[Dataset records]
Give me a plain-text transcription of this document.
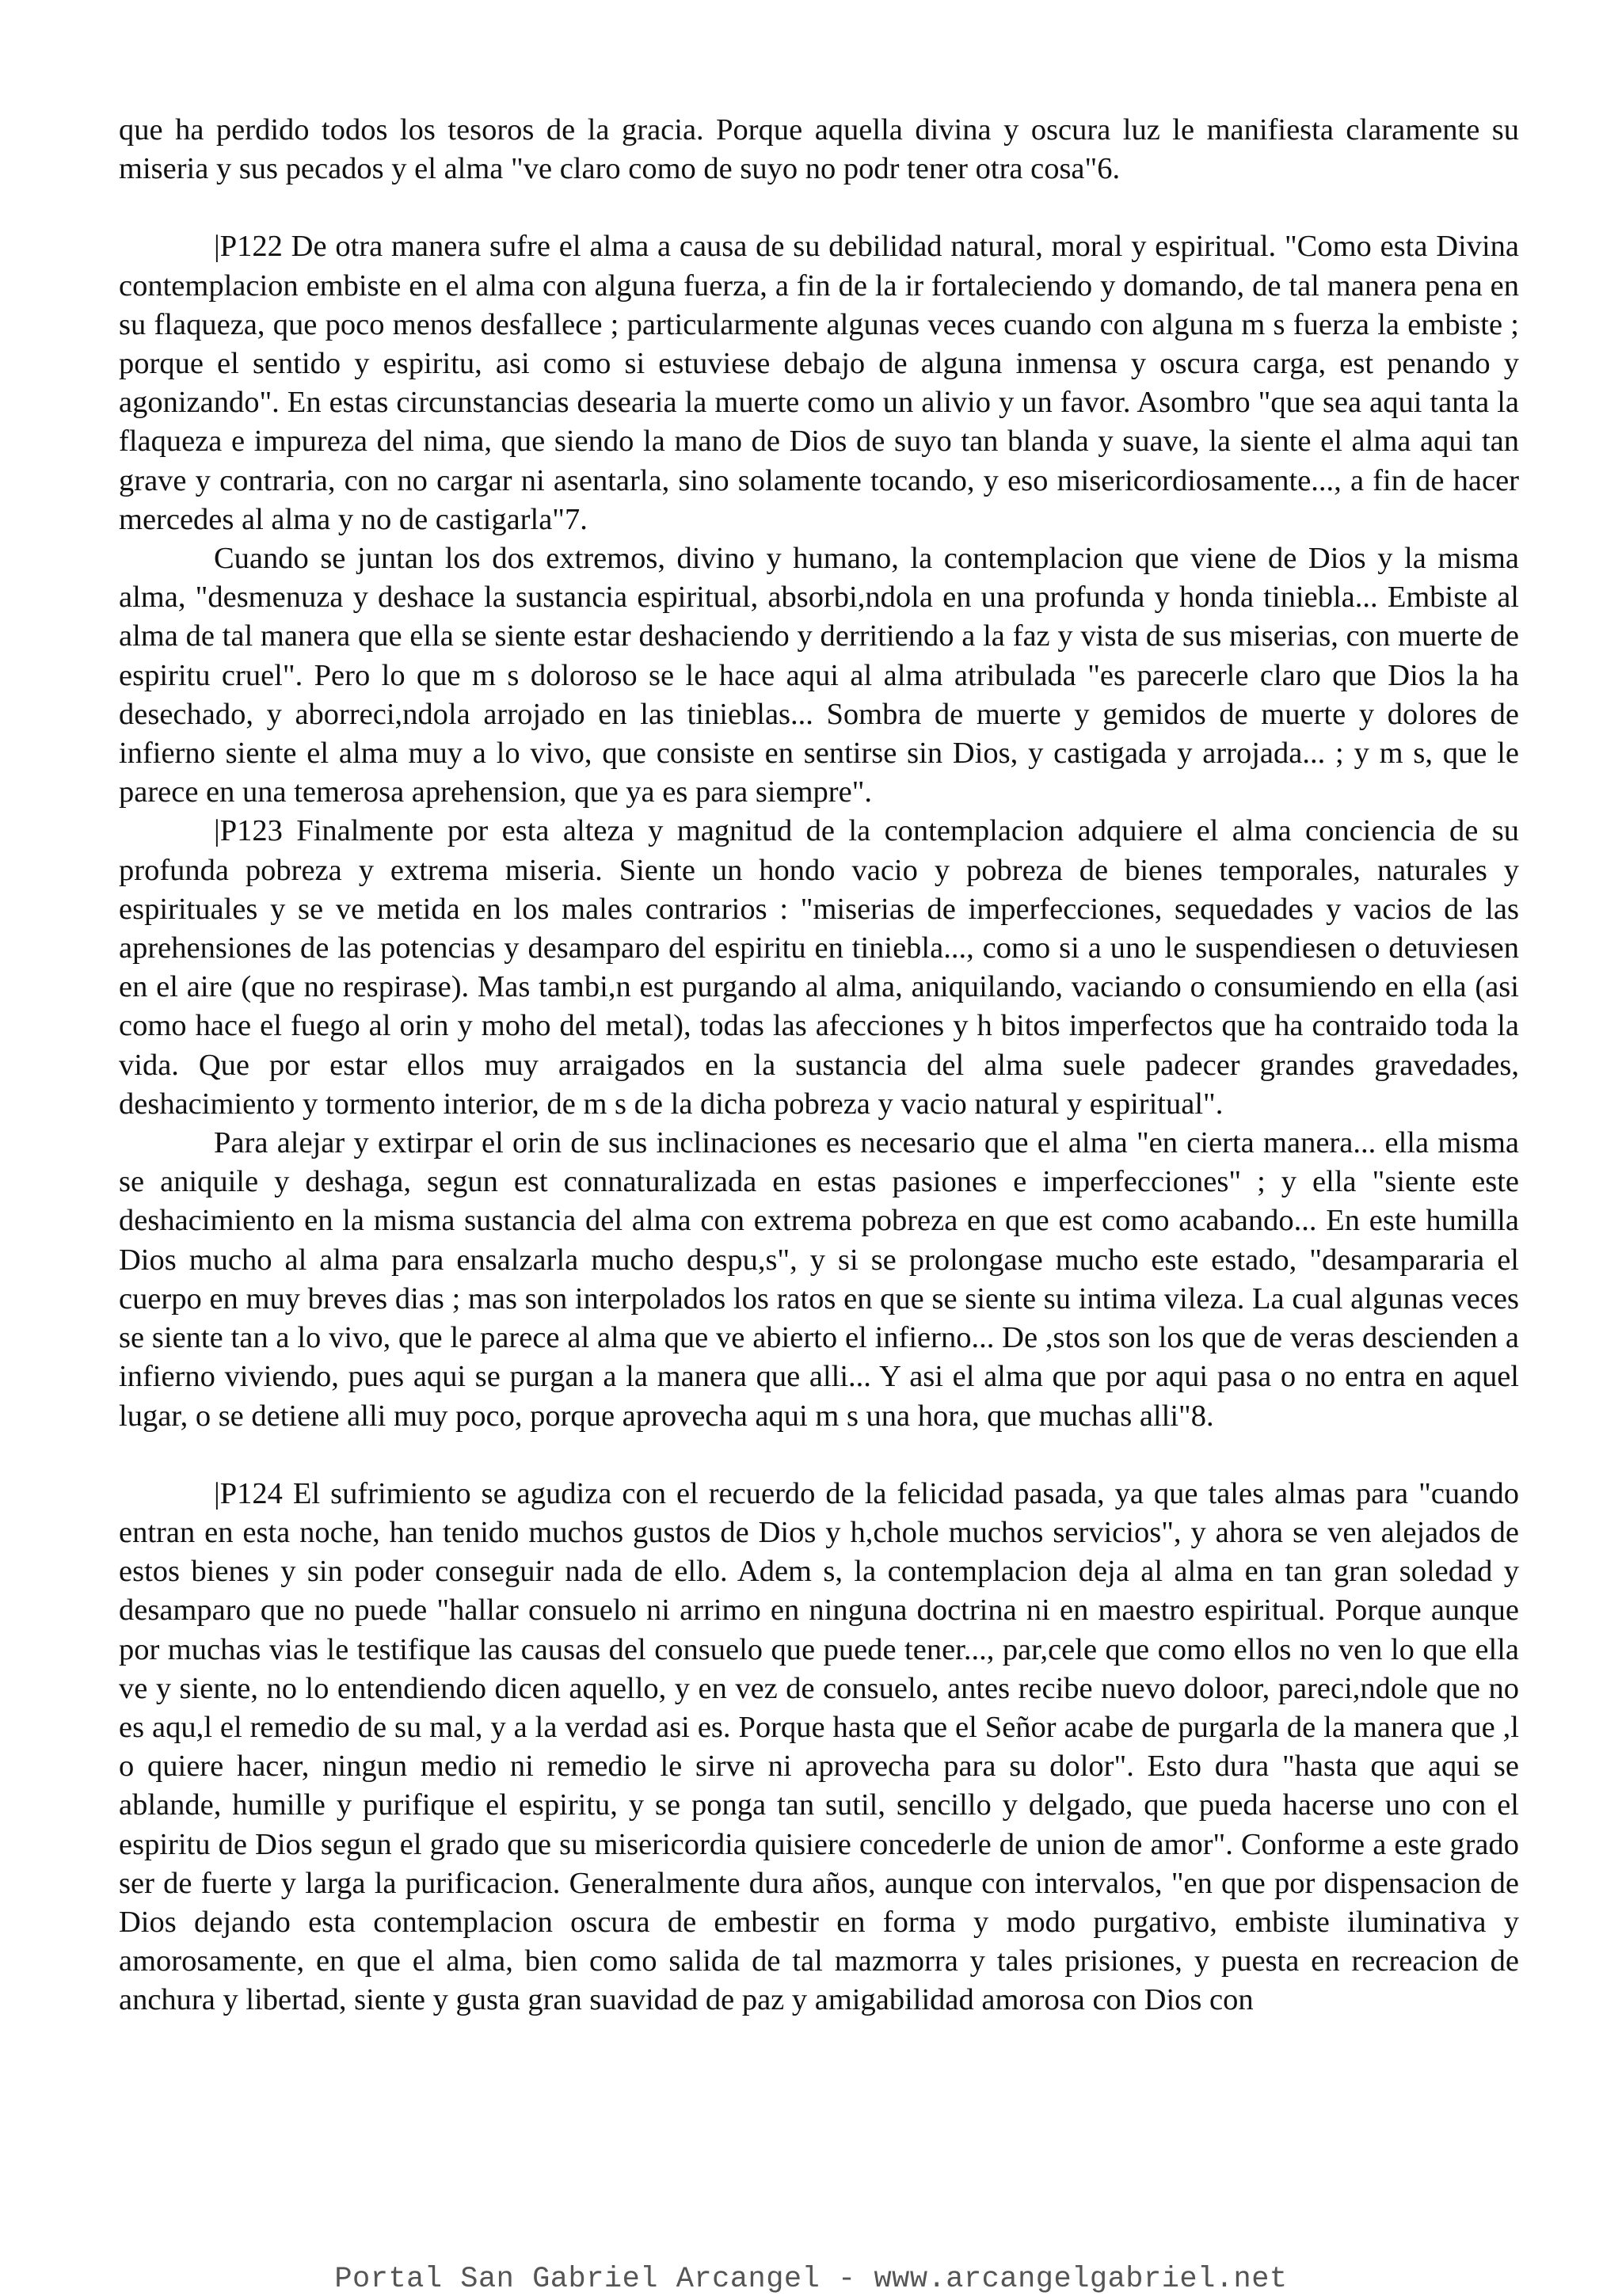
que ha perdido todos los tesoros de la gracia. Porque aquella divina y oscura luz le manifiesta claramente su miseria y sus pecados y el alma "ve claro como de suyo no podr tener otra cosa"6.

|P122 De otra manera sufre el alma a causa de su debilidad natural, moral y espiritual. "Como esta Divina contemplacion embiste en el alma con alguna fuerza, a fin de la ir fortaleciendo y domando, de tal manera pena en su flaqueza, que poco menos desfallece ; particularmente algunas veces cuando con alguna m s fuerza la embiste ; porque el sentido y espiritu, asi como si estuviese debajo de alguna inmensa y oscura carga, est penando y agonizando". En estas circunstancias desearia la muerte como un alivio y un favor. Asombro "que sea aqui tanta la flaqueza e impureza del nima, que siendo la mano de Dios de suyo tan blanda y suave, la siente el alma aqui tan grave y contraria, con no cargar ni asentarla, sino solamente tocando, y eso misericordiosamente..., a fin de hacer mercedes al alma y no de castigarla"7.

Cuando se juntan los dos extremos, divino y humano, la contemplacion que viene de Dios y la misma alma, "desmenuza y deshace la sustancia espiritual, absorbi,ndola en una profunda y honda tiniebla... Embiste al alma de tal manera que ella se siente estar deshaciendo y derritiendo a la faz y vista de sus miserias, con muerte de espiritu cruel". Pero lo que m s doloroso se le hace aqui al alma atribulada "es parecerle claro que Dios la ha desechado, y aborreci,ndola arrojado en las tinieblas... Sombra de muerte y gemidos de muerte y dolores de infierno siente el alma muy a lo vivo, que consiste en sentirse sin Dios, y castigada y arrojada... ; y m s, que le parece en una temerosa aprehension, que ya es para siempre".

|P123 Finalmente por esta alteza y magnitud de la contemplacion adquiere el alma conciencia de su profunda pobreza y extrema miseria. Siente un hondo vacio y pobreza de bienes temporales, naturales y espirituales y se ve metida en los males contrarios : "miserias de imperfecciones, sequedades y vacios de las aprehensiones de las potencias y desamparo del espiritu en tiniebla..., como si a uno le suspendiesen o detuviesen en el aire (que no respirase). Mas tambi,n est purgando al alma, aniquilando, vaciando o consumiendo en ella (asi como hace el fuego al orin y moho del metal), todas las afecciones y h bitos imperfectos que ha contraido toda la vida. Que por estar ellos muy arraigados en la sustancia del alma suele padecer grandes gravedades, deshacimiento y tormento interior, de m s de la dicha pobreza y vacio natural y espiritual".

Para alejar y extirpar el orin de sus inclinaciones es necesario que el alma "en cierta manera... ella misma se aniquile y deshaga, segun est connaturalizada en estas pasiones e imperfecciones" ; y ella "siente este deshacimiento en la misma sustancia del alma con extrema pobreza en que est como acabando... En este humilla Dios mucho al alma para ensalzarla mucho despu,s", y si se prolongase mucho este estado, "desampararia el cuerpo en muy breves dias ; mas son interpolados los ratos en que se siente su intima vileza. La cual algunas veces se siente tan a lo vivo, que le parece al alma que ve abierto el infierno... De ,stos son los que de veras descienden a infierno viviendo, pues aqui se purgan a la manera que alli... Y asi el alma que por aqui pasa o no entra en aquel lugar, o se detiene alli muy poco, porque aprovecha aqui m s una hora, que muchas alli"8.

|P124 El sufrimiento se agudiza con el recuerdo de la felicidad pasada, ya que tales almas para "cuando entran en esta noche, han tenido muchos gustos de Dios y h,chole muchos servicios", y ahora se ven alejados de estos bienes y sin poder conseguir nada de ello. Adem s, la contemplacion deja al alma en tan gran soledad y desamparo que no puede "hallar consuelo ni arrimo en ninguna doctrina ni en maestro espiritual. Porque aunque por muchas vias le testifique las causas del consuelo que puede tener..., par,cele que como ellos no ven lo que ella ve y siente, no lo entendiendo dicen aquello, y en vez de consuelo, antes recibe nuevo doloor, pareci,ndole que no es aqu,l el remedio de su mal, y a la verdad asi es. Porque hasta que el Señor acabe de purgarla de la manera que ,l o quiere hacer, ningun medio ni remedio le sirve ni aprovecha para su dolor". Esto dura "hasta que aqui se ablande, humille y purifique el espiritu, y se ponga tan sutil, sencillo y delgado, que pueda hacerse uno con el espiritu de Dios segun el grado que su misericordia quisiere concederle de union de amor". Conforme a este grado ser de fuerte y larga la purificacion. Generalmente dura años, aunque con intervalos, "en que por dispensacion de Dios dejando esta contemplacion oscura de embestir en forma y modo purgativo, embiste iluminativa y amorosamente, en que el alma, bien como salida de tal mazmorra y tales prisiones, y puesta en recreacion de anchura y libertad, siente y gusta gran suavidad de paz y amigabilidad amorosa con Dios con

Portal San Gabriel Arcangel - www.arcangelgabriel.net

### Task statement
Check every line of the records above for the string "suyo" and say how many contain it, giving the number alone.

### Result for this task
2